MATERIAL
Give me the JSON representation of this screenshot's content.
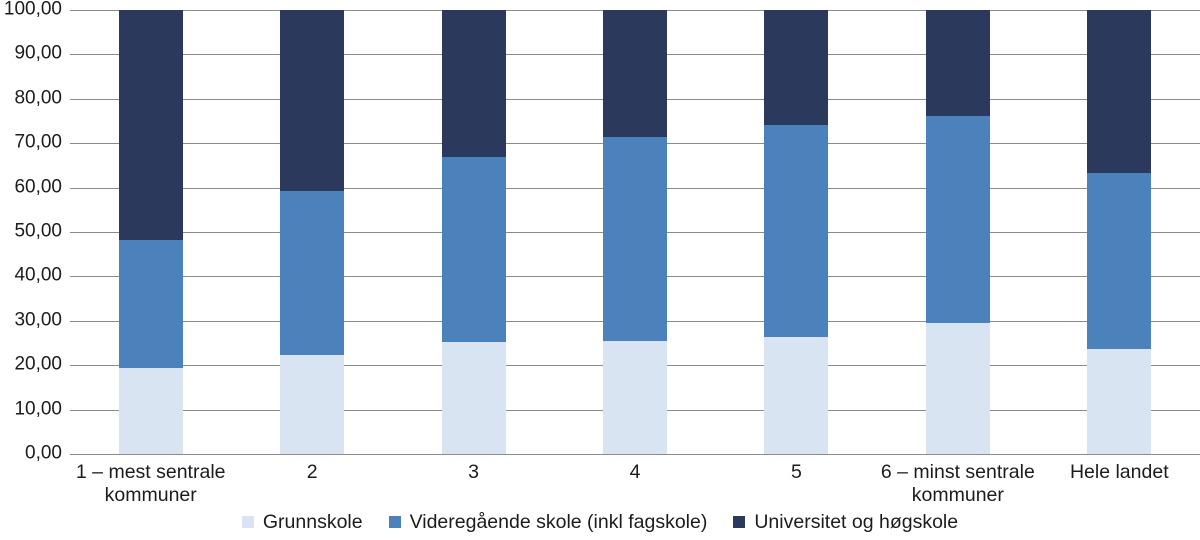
{
  "chart_data": {
    "type": "bar",
    "stacked": true,
    "percent_stacked": true,
    "categories": [
      "1 – mest sentrale kommuner",
      "2",
      "3",
      "4",
      "5",
      "6 – minst sentrale kommuner",
      "Hele landet"
    ],
    "series": [
      {
        "name": "Grunnskole",
        "color": "#d9e4f2",
        "values": [
          19.3,
          22.3,
          25.2,
          25.5,
          26.4,
          29.5,
          23.6
        ]
      },
      {
        "name": "Videregående skole (inkl fagskole)",
        "color": "#4c82bc",
        "values": [
          29.0,
          37.0,
          41.8,
          46.0,
          47.6,
          46.6,
          39.6
        ]
      },
      {
        "name": "Universitet og høgskole",
        "color": "#2a395c",
        "values": [
          51.7,
          40.7,
          33.0,
          28.5,
          26.0,
          23.9,
          36.8
        ]
      }
    ],
    "y_ticks": [
      "0,00",
      "10,00",
      "20,00",
      "30,00",
      "40,00",
      "50,00",
      "60,00",
      "70,00",
      "80,00",
      "90,00",
      "100,00"
    ],
    "ylim": [
      0,
      100
    ],
    "grid": true,
    "legend_position": "bottom"
  },
  "colors": {
    "gridline": "#8b8b8b",
    "text": "#1c1c1c",
    "background": "#ffffff"
  }
}
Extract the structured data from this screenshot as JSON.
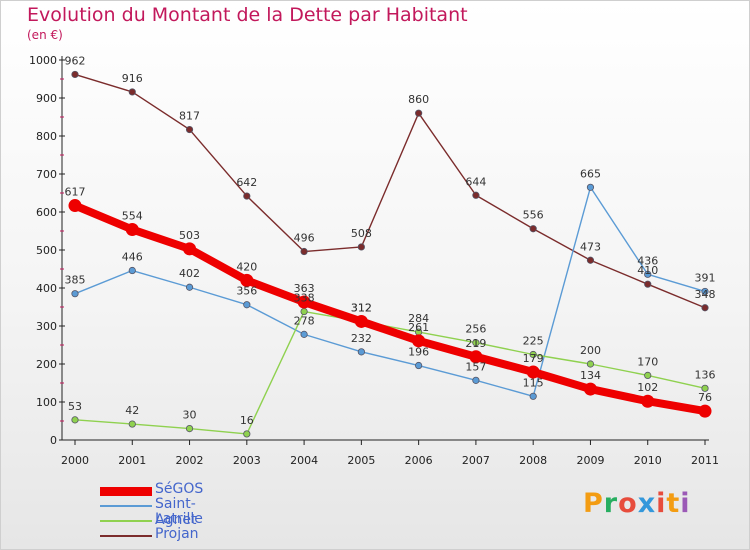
{
  "title": "Evolution du Montant de la Dette par Habitant",
  "subtitle": "(en €)",
  "logo": {
    "text": "Proxiti",
    "letter_colors": [
      "#f39c12",
      "#27ae60",
      "#e74c3c",
      "#3498db",
      "#e74c3c",
      "#f39c12",
      "#9b59b6"
    ]
  },
  "chart_data": {
    "type": "line",
    "x": [
      "2000",
      "2001",
      "2002",
      "2003",
      "2004",
      "2005",
      "2006",
      "2007",
      "2008",
      "2009",
      "2010",
      "2011"
    ],
    "ylim": [
      0,
      1000
    ],
    "yticks": [
      "0",
      "100",
      "200",
      "300",
      "400",
      "500",
      "600",
      "700",
      "800",
      "900",
      "1000"
    ],
    "grid": false,
    "legend_position": "bottom-left",
    "series": [
      {
        "name": "SéGOS",
        "color": "#ee0000",
        "values": [
          617,
          554,
          503,
          420,
          363,
          312,
          261,
          219,
          179,
          134,
          102,
          76
        ],
        "labels": [
          "617",
          "554",
          "503",
          "420",
          "363",
          "312",
          "261",
          "219",
          "179",
          "134",
          "102",
          "76"
        ]
      },
      {
        "name": "Saint-Agnet",
        "color": "#5b9bd5",
        "values": [
          385,
          446,
          402,
          356,
          278,
          232,
          196,
          157,
          115,
          665,
          436,
          391
        ],
        "labels": [
          "385",
          "446",
          "402",
          "356",
          "278",
          "232",
          "196",
          "157",
          "115",
          "665",
          "436",
          "391"
        ]
      },
      {
        "name": "Latrille",
        "color": "#8fd14f",
        "values": [
          53,
          42,
          30,
          16,
          338,
          312,
          284,
          256,
          225,
          200,
          170,
          136
        ],
        "labels": [
          "53",
          "42",
          "30",
          "16",
          "338",
          "312",
          "284",
          "256",
          "225",
          "200",
          "170",
          "136"
        ]
      },
      {
        "name": "Projan",
        "color": "#7b2c2c",
        "values": [
          962,
          916,
          817,
          642,
          496,
          508,
          860,
          644,
          556,
          473,
          410,
          348
        ],
        "labels": [
          "962",
          "916",
          "817",
          "642",
          "496",
          "508",
          "860",
          "644",
          "556",
          "473",
          "410",
          "348"
        ]
      }
    ]
  }
}
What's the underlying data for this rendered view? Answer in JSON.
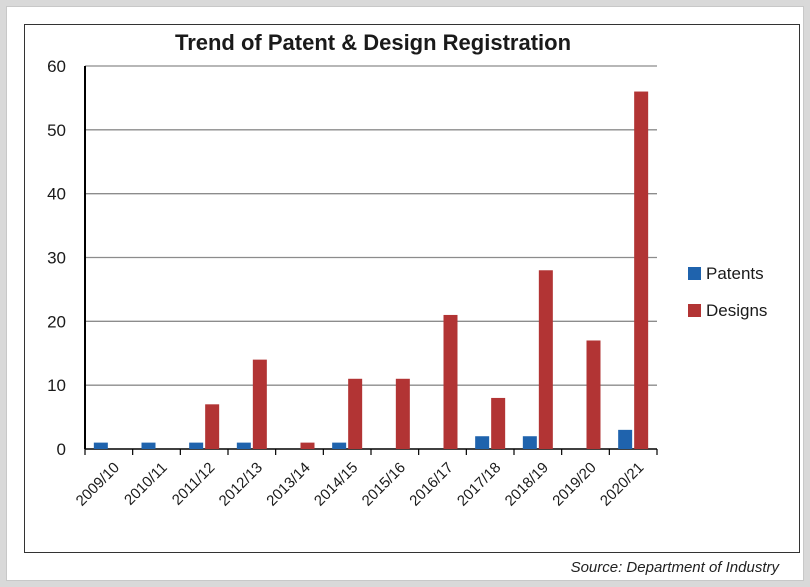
{
  "chart_data": {
    "type": "bar",
    "title": "Trend of Patent & Design Registration",
    "xlabel": "",
    "ylabel": "",
    "ylim": [
      0,
      60
    ],
    "yticks": [
      0,
      10,
      20,
      30,
      40,
      50,
      60
    ],
    "grid": true,
    "legend_position": "right",
    "categories": [
      "2009/10",
      "2010/11",
      "2011/12",
      "2012/13",
      "2013/14",
      "2014/15",
      "2015/16",
      "2016/17",
      "2017/18",
      "2018/19",
      "2019/20",
      "2020/21"
    ],
    "series": [
      {
        "name": "Patents",
        "color": "#1f63ad",
        "values": [
          1,
          1,
          1,
          1,
          0,
          1,
          0,
          0,
          2,
          2,
          0,
          3
        ]
      },
      {
        "name": "Designs",
        "color": "#b23434",
        "values": [
          0,
          0,
          7,
          14,
          1,
          11,
          11,
          21,
          8,
          28,
          17,
          56
        ]
      }
    ]
  },
  "source_note": "Source: Department of Industry"
}
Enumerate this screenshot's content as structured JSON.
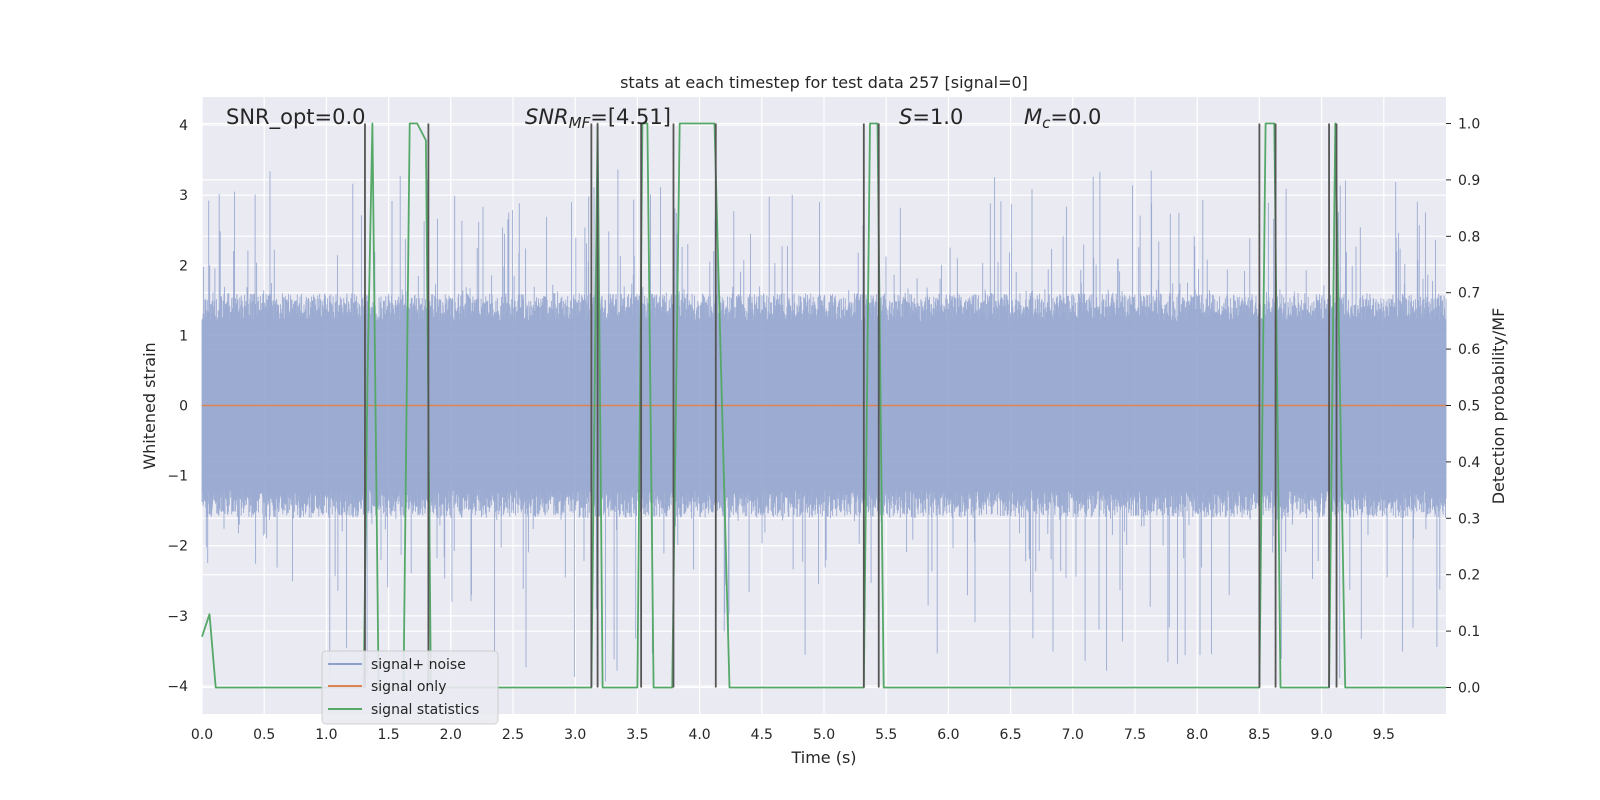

WRITTEN INSTRUCTION
Reply with the number of lines in the material above that contain "sentrale", and nothing more.

CORRECT OUTPUT
2